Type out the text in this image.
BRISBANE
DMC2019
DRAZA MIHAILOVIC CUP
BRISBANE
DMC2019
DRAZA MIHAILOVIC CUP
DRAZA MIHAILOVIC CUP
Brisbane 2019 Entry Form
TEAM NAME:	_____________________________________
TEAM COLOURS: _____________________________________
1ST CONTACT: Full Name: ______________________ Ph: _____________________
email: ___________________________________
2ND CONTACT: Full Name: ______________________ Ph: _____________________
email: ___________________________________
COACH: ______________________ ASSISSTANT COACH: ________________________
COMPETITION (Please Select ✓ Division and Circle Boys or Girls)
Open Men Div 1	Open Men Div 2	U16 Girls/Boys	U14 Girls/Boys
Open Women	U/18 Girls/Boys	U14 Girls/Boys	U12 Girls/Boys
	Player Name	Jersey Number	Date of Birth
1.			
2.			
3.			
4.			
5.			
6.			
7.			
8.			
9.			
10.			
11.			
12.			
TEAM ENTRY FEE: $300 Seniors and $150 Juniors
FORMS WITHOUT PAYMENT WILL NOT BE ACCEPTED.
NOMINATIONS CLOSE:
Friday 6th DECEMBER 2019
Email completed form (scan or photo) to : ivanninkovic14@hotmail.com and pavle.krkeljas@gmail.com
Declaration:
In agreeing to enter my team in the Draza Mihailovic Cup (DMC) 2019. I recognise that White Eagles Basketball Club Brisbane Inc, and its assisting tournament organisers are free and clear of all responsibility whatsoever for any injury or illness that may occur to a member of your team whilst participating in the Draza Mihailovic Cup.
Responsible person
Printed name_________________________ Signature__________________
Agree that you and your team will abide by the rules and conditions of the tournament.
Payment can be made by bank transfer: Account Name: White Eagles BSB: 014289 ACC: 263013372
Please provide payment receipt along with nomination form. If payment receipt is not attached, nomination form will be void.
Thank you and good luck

Stated problem ▸ Transcribe every entry exactly, omitting nothing.

Final answer ▸
Type out the text in this image.
BRISBANE
DMC2019
DRAZA MIHAILOVIC CUP
BRISBANE
DMC2019
DRAZA MIHAILOVIC CUP
DRAZA MIHAILOVIC CUP
Brisbane 2019 Entry Form
TEAM NAME:	_____________________________________
TEAM COLOURS: _____________________________________
1ST CONTACT: Full Name: ______________________ Ph: _____________________
email: ___________________________________
2ND CONTACT: Full Name: ______________________ Ph: _____________________
email: ___________________________________
COACH: ______________________ ASSISSTANT COACH: ________________________
COMPETITION (Please Select ✓ Division and Circle Boys or Girls)
Open Men Div 1	Open Men Div 2	U16 Girls/Boys	U14 Girls/Boys
Open Women	U/18 Girls/Boys	U14 Girls/Boys	U12 Girls/Boys
	Player Name	Jersey Number	Date of Birth
1.			
2.			
3.			
4.			
5.			
6.			
7.			
8.			
9.			
10.			
11.			
12.			
TEAM ENTRY FEE: $300 Seniors and $150 Juniors
FORMS WITHOUT PAYMENT WILL NOT BE ACCEPTED.
NOMINATIONS CLOSE:
Friday 6th DECEMBER 2019
Email completed form (scan or photo) to : ivanninkovic14@hotmail.com and pavle.krkeljas@gmail.com
Declaration:
In agreeing to enter my team in the Draza Mihailovic Cup (DMC) 2019. I recognise that White Eagles Basketball Club Brisbane Inc, and its assisting tournament organisers are free and clear of all responsibility whatsoever for any injury or illness that may occur to a member of your team whilst participating in the Draza Mihailovic Cup.
Responsible person
Printed name_________________________ Signature__________________
Agree that you and your team will abide by the rules and conditions of the tournament.
Payment can be made by bank transfer: Account Name: White Eagles BSB: 014289 ACC: 263013372
Please provide payment receipt along with nomination form. If payment receipt is not attached, nomination form will be void.
Thank you and good luck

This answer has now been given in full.